- **Stated goal**: Gather up every line that includes the string "this".

--- START OF Extracted entries ---

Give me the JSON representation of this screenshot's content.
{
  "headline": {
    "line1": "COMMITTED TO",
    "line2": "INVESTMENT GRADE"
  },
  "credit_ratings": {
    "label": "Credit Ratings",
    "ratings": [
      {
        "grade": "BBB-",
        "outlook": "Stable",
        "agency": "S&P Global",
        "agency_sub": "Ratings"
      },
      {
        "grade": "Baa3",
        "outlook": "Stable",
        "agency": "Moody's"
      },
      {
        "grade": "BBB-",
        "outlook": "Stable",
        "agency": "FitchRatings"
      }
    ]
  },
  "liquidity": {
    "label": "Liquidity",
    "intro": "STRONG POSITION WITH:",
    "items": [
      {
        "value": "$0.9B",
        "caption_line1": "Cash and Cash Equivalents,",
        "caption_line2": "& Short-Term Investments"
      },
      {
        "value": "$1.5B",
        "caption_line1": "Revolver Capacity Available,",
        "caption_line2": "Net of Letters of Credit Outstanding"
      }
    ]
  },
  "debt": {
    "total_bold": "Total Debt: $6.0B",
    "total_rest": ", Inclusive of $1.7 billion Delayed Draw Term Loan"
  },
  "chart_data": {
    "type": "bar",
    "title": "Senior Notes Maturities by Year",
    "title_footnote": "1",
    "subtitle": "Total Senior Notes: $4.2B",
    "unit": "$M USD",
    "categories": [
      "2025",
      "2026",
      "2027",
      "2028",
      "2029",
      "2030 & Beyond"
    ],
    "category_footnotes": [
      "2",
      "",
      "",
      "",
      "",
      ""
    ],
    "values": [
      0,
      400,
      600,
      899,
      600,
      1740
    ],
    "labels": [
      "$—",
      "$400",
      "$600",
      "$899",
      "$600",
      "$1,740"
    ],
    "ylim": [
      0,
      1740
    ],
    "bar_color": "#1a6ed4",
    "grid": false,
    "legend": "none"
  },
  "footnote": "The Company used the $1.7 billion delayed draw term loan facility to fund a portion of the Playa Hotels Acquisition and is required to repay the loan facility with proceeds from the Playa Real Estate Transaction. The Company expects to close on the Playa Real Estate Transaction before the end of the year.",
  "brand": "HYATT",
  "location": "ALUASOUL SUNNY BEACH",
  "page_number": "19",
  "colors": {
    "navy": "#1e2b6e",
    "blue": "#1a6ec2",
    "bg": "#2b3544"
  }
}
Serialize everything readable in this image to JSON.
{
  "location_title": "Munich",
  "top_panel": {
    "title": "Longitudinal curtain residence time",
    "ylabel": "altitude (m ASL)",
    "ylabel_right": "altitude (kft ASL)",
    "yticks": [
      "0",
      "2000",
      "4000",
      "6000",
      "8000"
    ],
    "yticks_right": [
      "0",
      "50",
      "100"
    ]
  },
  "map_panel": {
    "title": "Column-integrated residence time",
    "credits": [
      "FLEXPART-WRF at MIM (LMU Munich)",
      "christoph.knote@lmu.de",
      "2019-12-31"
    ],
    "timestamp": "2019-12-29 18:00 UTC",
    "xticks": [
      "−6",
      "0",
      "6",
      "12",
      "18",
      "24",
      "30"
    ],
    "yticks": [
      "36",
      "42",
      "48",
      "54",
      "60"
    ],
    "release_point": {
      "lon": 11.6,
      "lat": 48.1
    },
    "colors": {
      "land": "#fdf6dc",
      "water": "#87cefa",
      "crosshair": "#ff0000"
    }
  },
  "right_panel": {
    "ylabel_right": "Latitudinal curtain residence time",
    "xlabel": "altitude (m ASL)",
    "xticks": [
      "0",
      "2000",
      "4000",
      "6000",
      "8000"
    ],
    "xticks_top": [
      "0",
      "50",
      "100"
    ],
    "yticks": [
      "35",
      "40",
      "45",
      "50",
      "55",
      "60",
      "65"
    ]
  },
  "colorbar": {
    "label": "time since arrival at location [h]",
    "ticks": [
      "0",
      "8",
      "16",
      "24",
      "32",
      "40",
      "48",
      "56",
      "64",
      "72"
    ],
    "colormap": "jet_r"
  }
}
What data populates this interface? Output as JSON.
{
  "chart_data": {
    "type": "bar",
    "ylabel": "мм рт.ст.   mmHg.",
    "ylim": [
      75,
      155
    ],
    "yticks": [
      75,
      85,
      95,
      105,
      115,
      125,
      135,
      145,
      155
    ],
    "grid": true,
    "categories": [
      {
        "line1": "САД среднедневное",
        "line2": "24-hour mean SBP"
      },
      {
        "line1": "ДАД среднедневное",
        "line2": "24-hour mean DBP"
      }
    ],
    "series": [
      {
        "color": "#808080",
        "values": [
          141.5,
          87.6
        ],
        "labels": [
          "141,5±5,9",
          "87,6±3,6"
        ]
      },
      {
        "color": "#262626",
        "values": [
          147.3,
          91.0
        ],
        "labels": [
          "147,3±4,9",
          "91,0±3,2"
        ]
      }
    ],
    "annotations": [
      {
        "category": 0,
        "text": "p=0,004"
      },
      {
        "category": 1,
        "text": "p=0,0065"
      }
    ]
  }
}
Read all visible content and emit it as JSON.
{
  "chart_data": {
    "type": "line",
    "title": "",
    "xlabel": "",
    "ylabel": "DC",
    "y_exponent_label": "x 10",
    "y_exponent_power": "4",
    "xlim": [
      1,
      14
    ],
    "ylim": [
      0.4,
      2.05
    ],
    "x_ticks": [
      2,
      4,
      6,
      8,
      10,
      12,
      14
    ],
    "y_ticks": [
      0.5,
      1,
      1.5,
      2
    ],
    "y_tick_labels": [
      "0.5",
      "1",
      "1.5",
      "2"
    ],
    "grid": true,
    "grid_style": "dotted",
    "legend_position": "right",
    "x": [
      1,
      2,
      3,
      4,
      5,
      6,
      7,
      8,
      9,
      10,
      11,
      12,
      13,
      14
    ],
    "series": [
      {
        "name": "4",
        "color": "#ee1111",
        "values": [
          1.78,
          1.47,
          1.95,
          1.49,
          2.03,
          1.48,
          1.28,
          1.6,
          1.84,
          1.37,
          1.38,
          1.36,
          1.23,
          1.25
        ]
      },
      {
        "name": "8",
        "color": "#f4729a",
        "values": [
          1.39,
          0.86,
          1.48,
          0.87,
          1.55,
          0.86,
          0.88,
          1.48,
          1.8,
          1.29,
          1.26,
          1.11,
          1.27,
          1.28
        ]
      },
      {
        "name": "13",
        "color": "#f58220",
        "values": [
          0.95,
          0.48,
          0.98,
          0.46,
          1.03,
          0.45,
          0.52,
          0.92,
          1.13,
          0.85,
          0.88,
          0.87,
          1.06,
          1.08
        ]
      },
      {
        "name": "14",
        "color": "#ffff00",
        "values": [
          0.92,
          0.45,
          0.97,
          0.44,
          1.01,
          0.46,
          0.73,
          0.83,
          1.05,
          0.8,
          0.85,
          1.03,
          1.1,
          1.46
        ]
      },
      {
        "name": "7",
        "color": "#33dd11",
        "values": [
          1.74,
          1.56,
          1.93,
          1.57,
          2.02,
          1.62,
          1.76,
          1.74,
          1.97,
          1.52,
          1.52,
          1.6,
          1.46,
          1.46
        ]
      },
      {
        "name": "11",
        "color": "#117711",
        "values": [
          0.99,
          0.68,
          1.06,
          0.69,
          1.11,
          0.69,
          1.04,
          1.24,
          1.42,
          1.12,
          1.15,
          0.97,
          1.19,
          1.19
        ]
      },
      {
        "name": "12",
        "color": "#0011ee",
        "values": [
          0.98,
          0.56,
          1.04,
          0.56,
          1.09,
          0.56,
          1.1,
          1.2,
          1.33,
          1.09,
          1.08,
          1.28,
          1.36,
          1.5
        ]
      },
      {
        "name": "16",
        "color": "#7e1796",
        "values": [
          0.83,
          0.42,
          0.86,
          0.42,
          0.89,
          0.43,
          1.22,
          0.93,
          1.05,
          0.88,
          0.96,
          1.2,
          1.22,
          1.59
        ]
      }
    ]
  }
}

--- END OF Extracted entries ---

- **Exercise result**:
Give me the JSON representation of this screenshot's content.
Serialize everything readable in this image to JSON.
What data populates this interface? Output as JSON.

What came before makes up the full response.